Work instructions:
List the lines of this listing that hold the word "budget".

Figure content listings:
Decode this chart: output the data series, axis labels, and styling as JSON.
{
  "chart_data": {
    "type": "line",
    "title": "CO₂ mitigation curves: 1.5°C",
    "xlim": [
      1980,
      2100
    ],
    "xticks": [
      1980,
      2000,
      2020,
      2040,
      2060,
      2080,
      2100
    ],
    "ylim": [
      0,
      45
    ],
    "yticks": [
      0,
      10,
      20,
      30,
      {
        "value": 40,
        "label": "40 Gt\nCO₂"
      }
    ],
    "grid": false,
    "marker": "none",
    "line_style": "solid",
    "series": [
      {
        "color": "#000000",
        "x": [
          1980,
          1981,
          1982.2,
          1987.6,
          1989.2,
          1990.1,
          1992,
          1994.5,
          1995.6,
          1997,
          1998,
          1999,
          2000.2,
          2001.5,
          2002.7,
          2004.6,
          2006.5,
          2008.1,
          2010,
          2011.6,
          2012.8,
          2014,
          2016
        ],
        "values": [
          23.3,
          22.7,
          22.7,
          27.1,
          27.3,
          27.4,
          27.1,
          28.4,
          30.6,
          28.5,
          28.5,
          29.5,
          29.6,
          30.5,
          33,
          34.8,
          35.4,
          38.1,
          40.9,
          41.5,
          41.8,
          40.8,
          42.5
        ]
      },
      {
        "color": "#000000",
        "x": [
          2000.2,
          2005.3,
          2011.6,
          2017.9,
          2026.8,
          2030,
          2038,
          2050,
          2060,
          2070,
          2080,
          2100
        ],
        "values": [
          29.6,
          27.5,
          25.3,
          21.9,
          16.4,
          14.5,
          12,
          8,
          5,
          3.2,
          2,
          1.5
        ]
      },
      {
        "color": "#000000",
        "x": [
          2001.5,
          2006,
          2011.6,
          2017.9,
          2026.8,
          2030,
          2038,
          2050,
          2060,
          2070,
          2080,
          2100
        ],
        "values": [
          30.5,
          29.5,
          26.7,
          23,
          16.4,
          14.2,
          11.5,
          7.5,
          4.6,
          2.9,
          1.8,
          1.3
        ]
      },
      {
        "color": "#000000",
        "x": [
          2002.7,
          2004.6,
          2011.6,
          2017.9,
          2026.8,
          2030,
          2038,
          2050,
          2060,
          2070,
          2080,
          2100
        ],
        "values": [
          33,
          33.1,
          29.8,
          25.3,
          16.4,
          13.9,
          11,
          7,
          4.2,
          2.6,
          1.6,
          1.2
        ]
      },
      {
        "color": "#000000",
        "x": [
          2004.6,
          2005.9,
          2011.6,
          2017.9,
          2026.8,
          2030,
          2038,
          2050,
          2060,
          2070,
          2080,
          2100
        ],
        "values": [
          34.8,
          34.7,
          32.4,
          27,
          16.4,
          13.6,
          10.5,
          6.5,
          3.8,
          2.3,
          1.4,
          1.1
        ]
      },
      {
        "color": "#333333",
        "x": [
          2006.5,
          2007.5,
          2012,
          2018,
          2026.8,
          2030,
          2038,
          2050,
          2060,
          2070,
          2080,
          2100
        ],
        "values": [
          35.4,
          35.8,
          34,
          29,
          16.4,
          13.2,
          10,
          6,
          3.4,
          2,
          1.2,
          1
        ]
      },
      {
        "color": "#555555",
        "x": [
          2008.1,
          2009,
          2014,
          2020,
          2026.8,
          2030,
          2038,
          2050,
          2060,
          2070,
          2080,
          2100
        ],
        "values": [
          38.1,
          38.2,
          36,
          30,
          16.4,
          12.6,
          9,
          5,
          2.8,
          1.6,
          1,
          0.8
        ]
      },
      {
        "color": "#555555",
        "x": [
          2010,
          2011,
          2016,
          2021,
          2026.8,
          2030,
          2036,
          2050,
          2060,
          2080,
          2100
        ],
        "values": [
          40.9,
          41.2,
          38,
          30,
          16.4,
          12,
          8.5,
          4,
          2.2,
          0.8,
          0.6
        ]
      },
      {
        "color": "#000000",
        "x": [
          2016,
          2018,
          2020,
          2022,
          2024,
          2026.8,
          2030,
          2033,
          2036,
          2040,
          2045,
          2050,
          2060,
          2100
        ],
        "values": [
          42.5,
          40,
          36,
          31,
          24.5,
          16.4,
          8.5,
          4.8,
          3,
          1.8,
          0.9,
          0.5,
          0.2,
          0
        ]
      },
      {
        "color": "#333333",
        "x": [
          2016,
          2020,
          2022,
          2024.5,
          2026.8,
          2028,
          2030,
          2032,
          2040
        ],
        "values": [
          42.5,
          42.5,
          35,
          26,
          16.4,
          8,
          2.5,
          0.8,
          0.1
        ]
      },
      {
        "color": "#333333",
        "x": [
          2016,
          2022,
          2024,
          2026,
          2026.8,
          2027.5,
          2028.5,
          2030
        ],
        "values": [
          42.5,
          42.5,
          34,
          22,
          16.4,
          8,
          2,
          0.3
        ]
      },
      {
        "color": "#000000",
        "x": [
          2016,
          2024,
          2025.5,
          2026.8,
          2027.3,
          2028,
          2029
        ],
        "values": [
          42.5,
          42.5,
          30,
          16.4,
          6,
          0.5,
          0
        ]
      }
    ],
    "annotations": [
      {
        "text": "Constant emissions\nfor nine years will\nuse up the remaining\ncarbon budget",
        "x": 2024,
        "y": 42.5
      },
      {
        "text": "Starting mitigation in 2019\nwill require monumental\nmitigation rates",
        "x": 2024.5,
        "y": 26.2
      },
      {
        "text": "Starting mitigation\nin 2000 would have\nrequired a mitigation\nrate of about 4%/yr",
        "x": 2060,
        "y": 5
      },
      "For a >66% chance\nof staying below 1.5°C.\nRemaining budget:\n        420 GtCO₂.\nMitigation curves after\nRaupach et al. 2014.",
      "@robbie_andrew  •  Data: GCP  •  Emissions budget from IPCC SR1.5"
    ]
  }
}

The output:
        "text": "Constant emissions\nfor nine years will\nuse up the remaining\ncarbon budget",
      "For a >66% chance\nof staying below 1.5°C.\nRemaining budget:\n        420 GtCO₂.\nMitigation curves after\nRaupach et al. 2014.",
      "@robbie_andrew  •  Data: GCP  •  Emissions budget from IPCC SR1.5"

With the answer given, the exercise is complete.